● What is needed
Would you pull out every line of the material that contains the string "label"?

******

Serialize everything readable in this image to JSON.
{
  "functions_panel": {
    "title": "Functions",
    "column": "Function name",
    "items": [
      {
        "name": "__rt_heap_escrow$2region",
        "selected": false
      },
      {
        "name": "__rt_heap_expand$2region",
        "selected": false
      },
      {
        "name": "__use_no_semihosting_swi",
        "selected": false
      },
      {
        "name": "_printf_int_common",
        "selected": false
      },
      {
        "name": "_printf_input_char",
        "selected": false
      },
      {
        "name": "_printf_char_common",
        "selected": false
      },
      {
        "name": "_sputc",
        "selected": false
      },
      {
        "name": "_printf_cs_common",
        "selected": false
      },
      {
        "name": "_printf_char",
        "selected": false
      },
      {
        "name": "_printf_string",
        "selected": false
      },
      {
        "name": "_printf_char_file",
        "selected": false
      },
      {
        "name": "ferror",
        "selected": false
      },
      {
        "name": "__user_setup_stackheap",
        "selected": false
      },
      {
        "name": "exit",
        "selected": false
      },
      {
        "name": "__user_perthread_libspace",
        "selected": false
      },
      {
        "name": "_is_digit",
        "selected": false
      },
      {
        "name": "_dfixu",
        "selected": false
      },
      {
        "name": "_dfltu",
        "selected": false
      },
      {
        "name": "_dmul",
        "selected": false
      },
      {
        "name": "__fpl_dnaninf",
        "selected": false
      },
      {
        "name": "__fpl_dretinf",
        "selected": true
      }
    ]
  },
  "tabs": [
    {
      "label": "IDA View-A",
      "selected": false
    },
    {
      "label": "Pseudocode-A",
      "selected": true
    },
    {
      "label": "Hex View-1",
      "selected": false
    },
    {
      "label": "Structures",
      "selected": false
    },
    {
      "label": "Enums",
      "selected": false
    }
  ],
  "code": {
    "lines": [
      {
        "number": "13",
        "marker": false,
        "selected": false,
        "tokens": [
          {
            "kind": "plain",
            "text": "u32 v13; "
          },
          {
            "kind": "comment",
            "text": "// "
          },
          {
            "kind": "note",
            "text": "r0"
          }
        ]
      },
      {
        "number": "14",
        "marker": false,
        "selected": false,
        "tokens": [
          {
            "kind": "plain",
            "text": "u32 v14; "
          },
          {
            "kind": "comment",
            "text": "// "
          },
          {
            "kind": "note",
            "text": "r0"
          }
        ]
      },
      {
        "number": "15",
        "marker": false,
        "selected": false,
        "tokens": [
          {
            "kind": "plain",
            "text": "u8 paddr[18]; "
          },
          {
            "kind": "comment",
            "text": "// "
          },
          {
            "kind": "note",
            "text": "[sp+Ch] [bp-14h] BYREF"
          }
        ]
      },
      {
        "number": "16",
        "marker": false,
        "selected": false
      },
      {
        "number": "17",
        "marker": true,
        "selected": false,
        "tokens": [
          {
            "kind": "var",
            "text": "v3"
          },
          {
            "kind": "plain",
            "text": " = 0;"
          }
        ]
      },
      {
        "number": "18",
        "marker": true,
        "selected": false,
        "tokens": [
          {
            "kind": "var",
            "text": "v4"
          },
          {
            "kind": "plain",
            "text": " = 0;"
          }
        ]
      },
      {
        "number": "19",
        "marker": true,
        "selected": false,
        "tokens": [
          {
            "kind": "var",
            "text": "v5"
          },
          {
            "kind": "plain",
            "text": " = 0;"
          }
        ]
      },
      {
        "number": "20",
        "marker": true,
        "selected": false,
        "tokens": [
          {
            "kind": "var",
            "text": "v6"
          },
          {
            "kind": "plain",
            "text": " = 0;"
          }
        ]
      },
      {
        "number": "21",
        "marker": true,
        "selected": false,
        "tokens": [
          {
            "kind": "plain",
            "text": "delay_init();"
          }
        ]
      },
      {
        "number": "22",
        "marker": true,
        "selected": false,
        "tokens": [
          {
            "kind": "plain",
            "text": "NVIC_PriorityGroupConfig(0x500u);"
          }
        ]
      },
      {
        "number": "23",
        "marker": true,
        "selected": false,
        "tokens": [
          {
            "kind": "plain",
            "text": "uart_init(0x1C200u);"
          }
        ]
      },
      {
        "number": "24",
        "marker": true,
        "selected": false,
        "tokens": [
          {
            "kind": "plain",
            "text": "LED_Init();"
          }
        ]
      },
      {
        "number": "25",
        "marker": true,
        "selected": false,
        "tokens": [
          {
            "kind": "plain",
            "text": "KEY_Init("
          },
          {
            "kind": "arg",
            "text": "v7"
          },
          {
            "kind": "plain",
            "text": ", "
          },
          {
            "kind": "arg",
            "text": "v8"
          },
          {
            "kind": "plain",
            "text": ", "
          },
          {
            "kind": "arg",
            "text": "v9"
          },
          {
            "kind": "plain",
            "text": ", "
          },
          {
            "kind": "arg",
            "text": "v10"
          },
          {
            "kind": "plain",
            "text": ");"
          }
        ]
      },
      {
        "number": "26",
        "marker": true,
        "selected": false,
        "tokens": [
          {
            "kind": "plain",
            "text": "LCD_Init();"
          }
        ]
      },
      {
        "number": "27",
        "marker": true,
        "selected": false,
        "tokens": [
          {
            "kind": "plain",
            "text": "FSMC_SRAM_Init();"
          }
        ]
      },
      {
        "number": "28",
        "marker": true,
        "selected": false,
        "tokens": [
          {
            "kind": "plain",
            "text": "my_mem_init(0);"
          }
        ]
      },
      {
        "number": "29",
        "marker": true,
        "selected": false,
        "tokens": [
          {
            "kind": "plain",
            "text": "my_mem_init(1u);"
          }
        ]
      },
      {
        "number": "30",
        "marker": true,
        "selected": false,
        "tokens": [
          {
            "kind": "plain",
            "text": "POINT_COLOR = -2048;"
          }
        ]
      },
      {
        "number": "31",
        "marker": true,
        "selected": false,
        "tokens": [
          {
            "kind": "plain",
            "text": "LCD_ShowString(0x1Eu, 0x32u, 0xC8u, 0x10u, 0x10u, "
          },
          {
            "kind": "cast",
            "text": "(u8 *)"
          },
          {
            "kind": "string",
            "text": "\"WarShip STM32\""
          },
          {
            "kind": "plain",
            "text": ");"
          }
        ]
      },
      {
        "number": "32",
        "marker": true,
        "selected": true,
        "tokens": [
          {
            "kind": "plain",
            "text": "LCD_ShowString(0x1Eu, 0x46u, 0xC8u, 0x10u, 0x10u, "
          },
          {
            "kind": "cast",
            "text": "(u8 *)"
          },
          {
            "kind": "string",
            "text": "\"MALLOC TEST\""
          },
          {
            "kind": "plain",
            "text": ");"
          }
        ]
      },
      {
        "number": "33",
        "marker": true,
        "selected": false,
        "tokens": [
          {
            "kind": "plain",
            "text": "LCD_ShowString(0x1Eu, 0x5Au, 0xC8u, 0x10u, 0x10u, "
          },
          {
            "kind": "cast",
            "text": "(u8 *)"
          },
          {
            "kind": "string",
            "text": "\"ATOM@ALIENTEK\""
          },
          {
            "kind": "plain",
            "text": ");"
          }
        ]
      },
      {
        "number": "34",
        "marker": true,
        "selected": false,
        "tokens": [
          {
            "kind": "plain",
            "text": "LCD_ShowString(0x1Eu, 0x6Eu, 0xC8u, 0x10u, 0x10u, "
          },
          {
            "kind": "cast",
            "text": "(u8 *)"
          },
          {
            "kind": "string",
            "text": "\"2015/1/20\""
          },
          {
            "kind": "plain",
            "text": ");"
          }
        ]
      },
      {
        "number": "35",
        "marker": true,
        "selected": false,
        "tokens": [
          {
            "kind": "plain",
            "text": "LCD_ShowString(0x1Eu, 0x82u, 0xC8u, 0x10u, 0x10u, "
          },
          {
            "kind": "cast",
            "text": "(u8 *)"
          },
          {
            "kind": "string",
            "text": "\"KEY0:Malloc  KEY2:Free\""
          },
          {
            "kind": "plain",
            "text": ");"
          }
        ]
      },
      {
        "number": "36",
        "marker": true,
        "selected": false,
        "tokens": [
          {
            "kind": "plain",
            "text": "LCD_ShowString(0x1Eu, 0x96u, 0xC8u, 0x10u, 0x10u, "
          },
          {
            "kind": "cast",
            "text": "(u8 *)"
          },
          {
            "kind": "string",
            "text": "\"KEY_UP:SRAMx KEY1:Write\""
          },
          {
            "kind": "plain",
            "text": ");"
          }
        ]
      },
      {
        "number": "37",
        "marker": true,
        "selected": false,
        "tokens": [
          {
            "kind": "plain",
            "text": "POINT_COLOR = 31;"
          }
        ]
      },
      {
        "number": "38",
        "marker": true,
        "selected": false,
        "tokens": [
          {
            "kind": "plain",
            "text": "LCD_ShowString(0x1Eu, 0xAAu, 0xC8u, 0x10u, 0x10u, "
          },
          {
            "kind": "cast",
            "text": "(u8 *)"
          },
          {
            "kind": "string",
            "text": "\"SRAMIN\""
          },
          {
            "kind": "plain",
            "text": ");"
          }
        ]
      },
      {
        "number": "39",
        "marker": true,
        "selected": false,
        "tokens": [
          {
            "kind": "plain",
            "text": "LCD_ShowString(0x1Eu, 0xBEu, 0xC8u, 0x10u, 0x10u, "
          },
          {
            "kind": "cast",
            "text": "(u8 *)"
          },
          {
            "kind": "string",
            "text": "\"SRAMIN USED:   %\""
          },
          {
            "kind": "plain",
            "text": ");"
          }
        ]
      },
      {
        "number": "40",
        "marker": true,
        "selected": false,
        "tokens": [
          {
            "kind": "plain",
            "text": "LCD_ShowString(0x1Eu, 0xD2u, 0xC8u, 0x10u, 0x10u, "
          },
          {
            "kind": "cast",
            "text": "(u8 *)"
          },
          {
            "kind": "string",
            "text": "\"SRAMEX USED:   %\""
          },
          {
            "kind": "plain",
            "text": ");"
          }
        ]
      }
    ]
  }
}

******

● Exercise response
      "label": "IDA View-A",
      "label": "Pseudocode-A",
      "label": "Hex View-1",
      "label": "Structures",
      "label": "Enums",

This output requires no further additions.